◆ **Problem details**:
Give an exact copy of every line, leaving images out.

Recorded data
....................
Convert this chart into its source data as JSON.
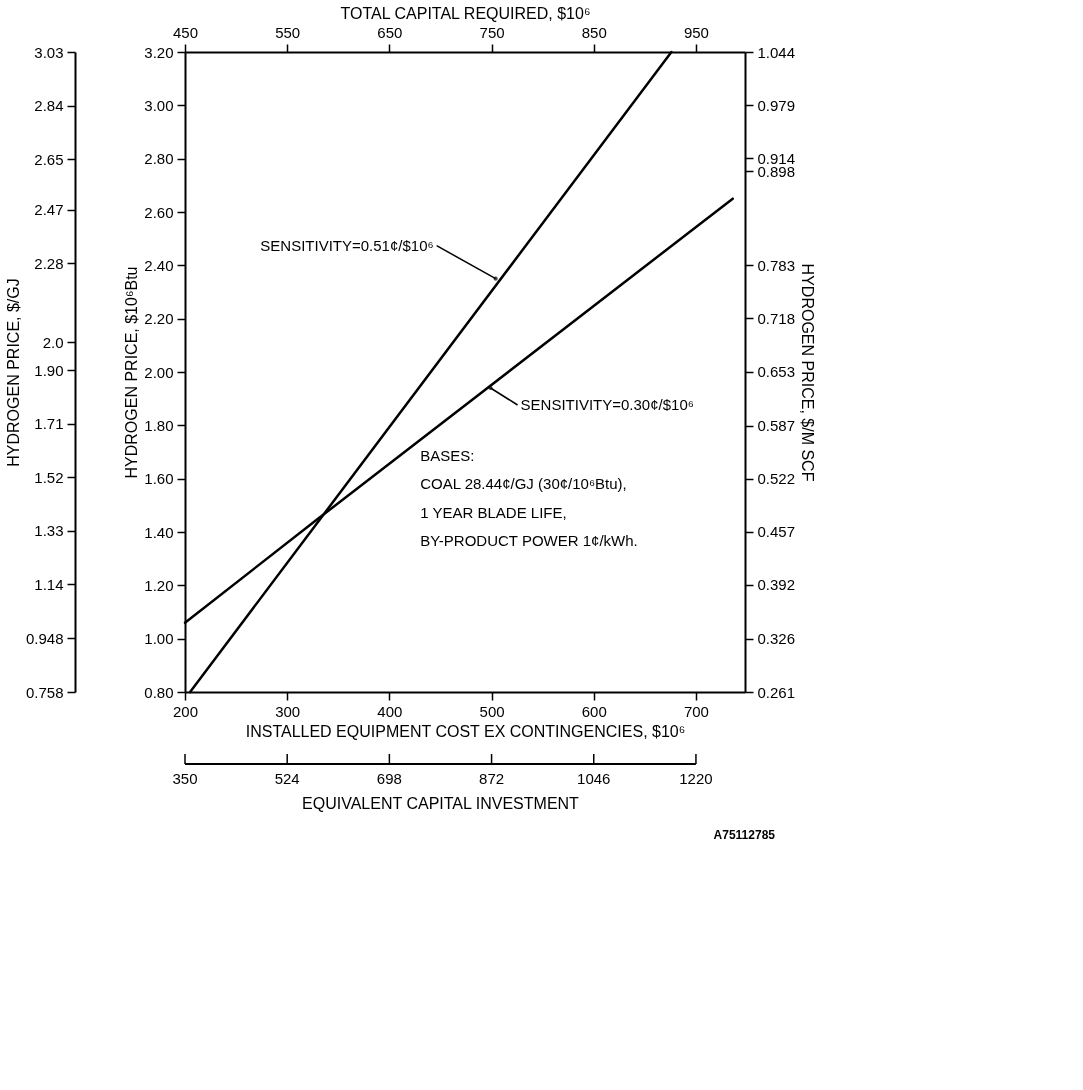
{
  "chart_data": {
    "type": "line",
    "xlabel": "INSTALLED EQUIPMENT COST EX CONTINGENCIES, $10⁶",
    "x2label": "TOTAL CAPITAL REQUIRED, $10⁶",
    "ylabel": "HYDROGEN PRICE, $10⁶Btu",
    "y2label": "HYDROGEN PRICE, $/M SCF",
    "y3label": "HYDROGEN PRICE, $/GJ",
    "xlim": [
      200,
      748
    ],
    "xticks": [
      200,
      300,
      400,
      500,
      600,
      700
    ],
    "x2lim": [
      450,
      998
    ],
    "x2ticks": [
      450,
      550,
      650,
      750,
      850,
      950
    ],
    "ylim": [
      0.8,
      3.2
    ],
    "yticks": [
      {
        "value": 0.8,
        "label": "0.80"
      },
      {
        "value": 1.0,
        "label": "1.00"
      },
      {
        "value": 1.2,
        "label": "1.20"
      },
      {
        "value": 1.4,
        "label": "1.40"
      },
      {
        "value": 1.6,
        "label": "1.60"
      },
      {
        "value": 1.8,
        "label": "1.80"
      },
      {
        "value": 2.0,
        "label": "2.00"
      },
      {
        "value": 2.2,
        "label": "2.20"
      },
      {
        "value": 2.4,
        "label": "2.40"
      },
      {
        "value": 2.6,
        "label": "2.60"
      },
      {
        "value": 2.8,
        "label": "2.80"
      },
      {
        "value": 3.0,
        "label": "3.00"
      },
      {
        "value": 3.2,
        "label": "3.20"
      }
    ],
    "y2lim": [
      0.261,
      1.044
    ],
    "y2ticks": [
      0.261,
      0.326,
      0.392,
      0.457,
      0.522,
      0.587,
      0.653,
      0.718,
      0.783,
      0.898,
      0.914,
      0.979,
      1.044
    ],
    "y3lim": [
      0.758,
      3.03
    ],
    "y3ticks": [
      0.758,
      0.948,
      1.14,
      1.33,
      1.52,
      1.71,
      {
        "value": 1.9,
        "label": "1.90"
      },
      {
        "value": 2.0,
        "label": "2.0"
      },
      2.28,
      2.47,
      2.65,
      2.84,
      3.03
    ],
    "series": [
      {
        "color": "#000000",
        "x": [
          205,
          676
        ],
        "values": [
          0.8,
          3.2
        ]
      },
      {
        "color": "#000000",
        "x": [
          200,
          332,
          736
        ],
        "values": [
          1.06,
          1.455,
          2.65
        ]
      }
    ],
    "annotations": [
      {
        "text": "SENSITIVITY=0.51¢/$10⁶",
        "x": 504,
        "y": 2.35
      },
      {
        "text": "SENSITIVITY=0.30¢/$10⁶",
        "x": 499,
        "y": 1.94
      },
      "BASES:\nCOAL 28.44¢/GJ (30¢/10⁶Btu),\n1 YEAR BLADE LIFE,\nBY-PRODUCT POWER 1¢/kWh.",
      "A75112785",
      "350",
      "524",
      "698",
      "872",
      "1046",
      "1220",
      "EQUIVALENT CAPITAL INVESTMENT"
    ],
    "grid": false,
    "legend": false
  }
}
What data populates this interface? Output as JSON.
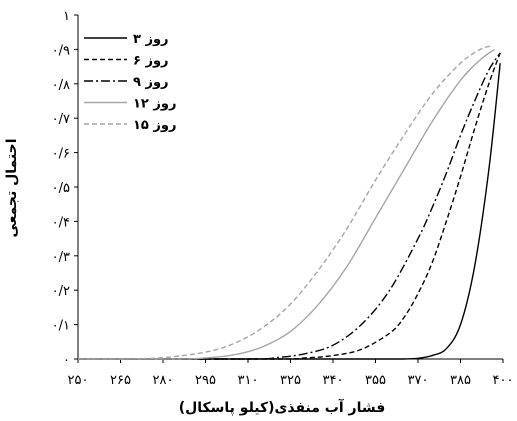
{
  "chart_data": {
    "type": "line",
    "xlabel": "فشار آب منفذی(کیلو پاسکال)",
    "ylabel": "احتمال تجمعی",
    "xlim": [
      250,
      400
    ],
    "ylim": [
      0,
      1
    ],
    "x_ticks": [
      {
        "value": 250,
        "label": "۲۵۰"
      },
      {
        "value": 265,
        "label": "۲۶۵"
      },
      {
        "value": 280,
        "label": "۲۸۰"
      },
      {
        "value": 295,
        "label": "۲۹۵"
      },
      {
        "value": 310,
        "label": "۳۱۰"
      },
      {
        "value": 325,
        "label": "۳۲۵"
      },
      {
        "value": 340,
        "label": "۳۴۰"
      },
      {
        "value": 355,
        "label": "۳۵۵"
      },
      {
        "value": 370,
        "label": "۳۷۰"
      },
      {
        "value": 385,
        "label": "۳۸۵"
      },
      {
        "value": 400,
        "label": "۴۰۰"
      }
    ],
    "y_ticks": [
      {
        "value": 0,
        "label": "۰"
      },
      {
        "value": 0.1,
        "label": "۰/۱"
      },
      {
        "value": 0.2,
        "label": "۰/۲"
      },
      {
        "value": 0.3,
        "label": "۰/۳"
      },
      {
        "value": 0.4,
        "label": "۰/۴"
      },
      {
        "value": 0.5,
        "label": "۰/۵"
      },
      {
        "value": 0.6,
        "label": "۰/۶"
      },
      {
        "value": 0.7,
        "label": "۰/۷"
      },
      {
        "value": 0.8,
        "label": "۰/۸"
      },
      {
        "value": 0.9,
        "label": "۰/۹"
      },
      {
        "value": 1,
        "label": "۱"
      }
    ],
    "grid": false,
    "legend_position": "top-left",
    "series": [
      {
        "name": "۳ روز",
        "style": "solid",
        "color": "#000000",
        "x": [
          250,
          355,
          360,
          365,
          370,
          375,
          380,
          385,
          390,
          395,
          399
        ],
        "y": [
          0,
          0,
          0,
          0,
          0.002,
          0.01,
          0.03,
          0.1,
          0.27,
          0.55,
          0.86
        ]
      },
      {
        "name": "۶ روز",
        "style": "dashed",
        "color": "#000000",
        "x": [
          250,
          320,
          330,
          340,
          350,
          360,
          365,
          370,
          375,
          380,
          385,
          390,
          395,
          399
        ],
        "y": [
          0,
          0,
          0.003,
          0.01,
          0.028,
          0.075,
          0.12,
          0.19,
          0.28,
          0.4,
          0.53,
          0.67,
          0.8,
          0.89
        ]
      },
      {
        "name": "۹ روز",
        "style": "dashdot",
        "color": "#000000",
        "x": [
          250,
          310,
          320,
          330,
          340,
          350,
          360,
          370,
          375,
          380,
          385,
          390,
          395,
          399
        ],
        "y": [
          0,
          0,
          0.004,
          0.015,
          0.04,
          0.1,
          0.2,
          0.35,
          0.44,
          0.54,
          0.65,
          0.75,
          0.84,
          0.89
        ]
      },
      {
        "name": "۱۲ روز",
        "style": "solid",
        "color": "#a6a6a6",
        "x": [
          250,
          285,
          295,
          305,
          315,
          325,
          335,
          345,
          355,
          365,
          375,
          385,
          392,
          397
        ],
        "y": [
          0,
          0,
          0.003,
          0.012,
          0.035,
          0.08,
          0.16,
          0.27,
          0.41,
          0.55,
          0.69,
          0.81,
          0.87,
          0.9
        ]
      },
      {
        "name": "۱۵ روز",
        "style": "dashed",
        "color": "#a6a6a6",
        "x": [
          250,
          265,
          280,
          295,
          305,
          315,
          325,
          335,
          345,
          355,
          365,
          375,
          385,
          392,
          396
        ],
        "y": [
          0,
          0,
          0.004,
          0.02,
          0.045,
          0.09,
          0.16,
          0.26,
          0.38,
          0.52,
          0.65,
          0.77,
          0.86,
          0.9,
          0.91
        ]
      }
    ]
  }
}
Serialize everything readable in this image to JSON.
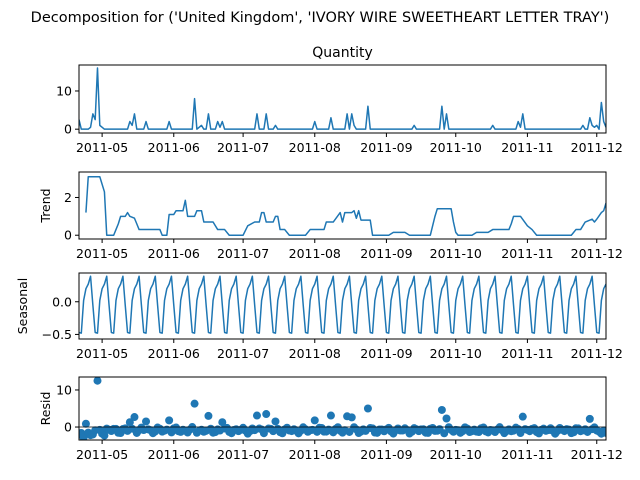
....................
◆ **Final answer**:
Convert this chart into its source data as JSON.
{
  "chart_data": {
    "type": "line",
    "xlabel": "INSTALLED EQUIPMENT COST EX CONTINGENCIES, $10⁶",
    "x2label": "TOTAL CAPITAL REQUIRED, $10⁶",
    "ylabel": "HYDROGEN PRICE, $10⁶Btu",
    "y2label": "HYDROGEN PRICE, $/M SCF",
    "y3label": "HYDROGEN PRICE, $/GJ",
    "xlim": [
      200,
      748
    ],
    "xticks": [
      200,
      300,
      400,
      500,
      600,
      700
    ],
    "x2lim": [
      450,
      998
    ],
    "x2ticks": [
      450,
      550,
      650,
      750,
      850,
      950
    ],
    "ylim": [
      0.8,
      3.2
    ],
    "yticks": [
      {
        "value": 0.8,
        "label": "0.80"
      },
      {
        "value": 1.0,
        "label": "1.00"
      },
      {
        "value": 1.2,
        "label": "1.20"
      },
      {
        "value": 1.4,
        "label": "1.40"
      },
      {
        "value": 1.6,
        "label": "1.60"
      },
      {
        "value": 1.8,
        "label": "1.80"
      },
      {
        "value": 2.0,
        "label": "2.00"
      },
      {
        "value": 2.2,
        "label": "2.20"
      },
      {
        "value": 2.4,
        "label": "2.40"
      },
      {
        "value": 2.6,
        "label": "2.60"
      },
      {
        "value": 2.8,
        "label": "2.80"
      },
      {
        "value": 3.0,
        "label": "3.00"
      },
      {
        "value": 3.2,
        "label": "3.20"
      }
    ],
    "y2lim": [
      0.261,
      1.044
    ],
    "y2ticks": [
      0.261,
      0.326,
      0.392,
      0.457,
      0.522,
      0.587,
      0.653,
      0.718,
      0.783,
      0.898,
      0.914,
      0.979,
      1.044
    ],
    "y3lim": [
      0.758,
      3.03
    ],
    "y3ticks": [
      0.758,
      0.948,
      1.14,
      1.33,
      1.52,
      1.71,
      {
        "value": 1.9,
        "label": "1.90"
      },
      {
        "value": 2.0,
        "label": "2.0"
      },
      2.28,
      2.47,
      2.65,
      2.84,
      3.03
    ],
    "series": [
      {
        "color": "#000000",
        "x": [
          205,
          676
        ],
        "values": [
          0.8,
          3.2
        ]
      },
      {
        "color": "#000000",
        "x": [
          200,
          332,
          736
        ],
        "values": [
          1.06,
          1.455,
          2.65
        ]
      }
    ],
    "annotations": [
      {
        "text": "SENSITIVITY=0.51¢/$10⁶",
        "x": 504,
        "y": 2.35
      },
      {
        "text": "SENSITIVITY=0.30¢/$10⁶",
        "x": 499,
        "y": 1.94
      },
      "BASES:\nCOAL 28.44¢/GJ (30¢/10⁶Btu),\n1 YEAR BLADE LIFE,\nBY-PRODUCT POWER 1¢/kWh.",
      "A75112785",
      "350",
      "524",
      "698",
      "872",
      "1046",
      "1220",
      "EQUIVALENT CAPITAL INVESTMENT"
    ],
    "grid": false,
    "legend": false
  }
}
What data populates this interface? Output as JSON.
{
  "chart_data": {
    "type": "line",
    "xlabel": "فشار آب منفذی(کیلو پاسکال)",
    "ylabel": "احتمال تجمعی",
    "xlim": [
      250,
      400
    ],
    "ylim": [
      0,
      1
    ],
    "x_ticks": [
      {
        "value": 250,
        "label": "۲۵۰"
      },
      {
        "value": 265,
        "label": "۲۶۵"
      },
      {
        "value": 280,
        "label": "۲۸۰"
      },
      {
        "value": 295,
        "label": "۲۹۵"
      },
      {
        "value": 310,
        "label": "۳۱۰"
      },
      {
        "value": 325,
        "label": "۳۲۵"
      },
      {
        "value": 340,
        "label": "۳۴۰"
      },
      {
        "value": 355,
        "label": "۳۵۵"
      },
      {
        "value": 370,
        "label": "۳۷۰"
      },
      {
        "value": 385,
        "label": "۳۸۵"
      },
      {
        "value": 400,
        "label": "۴۰۰"
      }
    ],
    "y_ticks": [
      {
        "value": 0,
        "label": "۰"
      },
      {
        "value": 0.1,
        "label": "۰/۱"
      },
      {
        "value": 0.2,
        "label": "۰/۲"
      },
      {
        "value": 0.3,
        "label": "۰/۳"
      },
      {
        "value": 0.4,
        "label": "۰/۴"
      },
      {
        "value": 0.5,
        "label": "۰/۵"
      },
      {
        "value": 0.6,
        "label": "۰/۶"
      },
      {
        "value": 0.7,
        "label": "۰/۷"
      },
      {
        "value": 0.8,
        "label": "۰/۸"
      },
      {
        "value": 0.9,
        "label": "۰/۹"
      },
      {
        "value": 1,
        "label": "۱"
      }
    ],
    "grid": false,
    "legend_position": "top-left",
    "series": [
      {
        "name": "۳ روز",
        "style": "solid",
        "color": "#000000",
        "x": [
          250,
          355,
          360,
          365,
          370,
          375,
          380,
          385,
          390,
          395,
          399
        ],
        "y": [
          0,
          0,
          0,
          0,
          0.002,
          0.01,
          0.03,
          0.1,
          0.27,
          0.55,
          0.86
        ]
      },
      {
        "name": "۶ روز",
        "style": "dashed",
        "color": "#000000",
        "x": [
          250,
          320,
          330,
          340,
          350,
          360,
          365,
          370,
          375,
          380,
          385,
          390,
          395,
          399
        ],
        "y": [
          0,
          0,
          0.003,
          0.01,
          0.028,
          0.075,
          0.12,
          0.19,
          0.28,
          0.4,
          0.53,
          0.67,
          0.8,
          0.89
        ]
      },
      {
        "name": "۹ روز",
        "style": "dashdot",
        "color": "#000000",
        "x": [
          250,
          310,
          320,
          330,
          340,
          350,
          360,
          370,
          375,
          380,
          385,
          390,
          395,
          399
        ],
        "y": [
          0,
          0,
          0.004,
          0.015,
          0.04,
          0.1,
          0.2,
          0.35,
          0.44,
          0.54,
          0.65,
          0.75,
          0.84,
          0.89
        ]
      },
      {
        "name": "۱۲ روز",
        "style": "solid",
        "color": "#a6a6a6",
        "x": [
          250,
          285,
          295,
          305,
          315,
          325,
          335,
          345,
          355,
          365,
          375,
          385,
          392,
          397
        ],
        "y": [
          0,
          0,
          0.003,
          0.012,
          0.035,
          0.08,
          0.16,
          0.27,
          0.41,
          0.55,
          0.69,
          0.81,
          0.87,
          0.9
        ]
      },
      {
        "name": "۱۵ روز",
        "style": "dashed",
        "color": "#a6a6a6",
        "x": [
          250,
          265,
          280,
          295,
          305,
          315,
          325,
          335,
          345,
          355,
          365,
          375,
          385,
          392,
          396
        ],
        "y": [
          0,
          0,
          0.004,
          0.02,
          0.045,
          0.09,
          0.16,
          0.26,
          0.38,
          0.52,
          0.65,
          0.77,
          0.86,
          0.9,
          0.91
        ]
      }
    ]
  }
}
Serialize everything readable in this image to JSON.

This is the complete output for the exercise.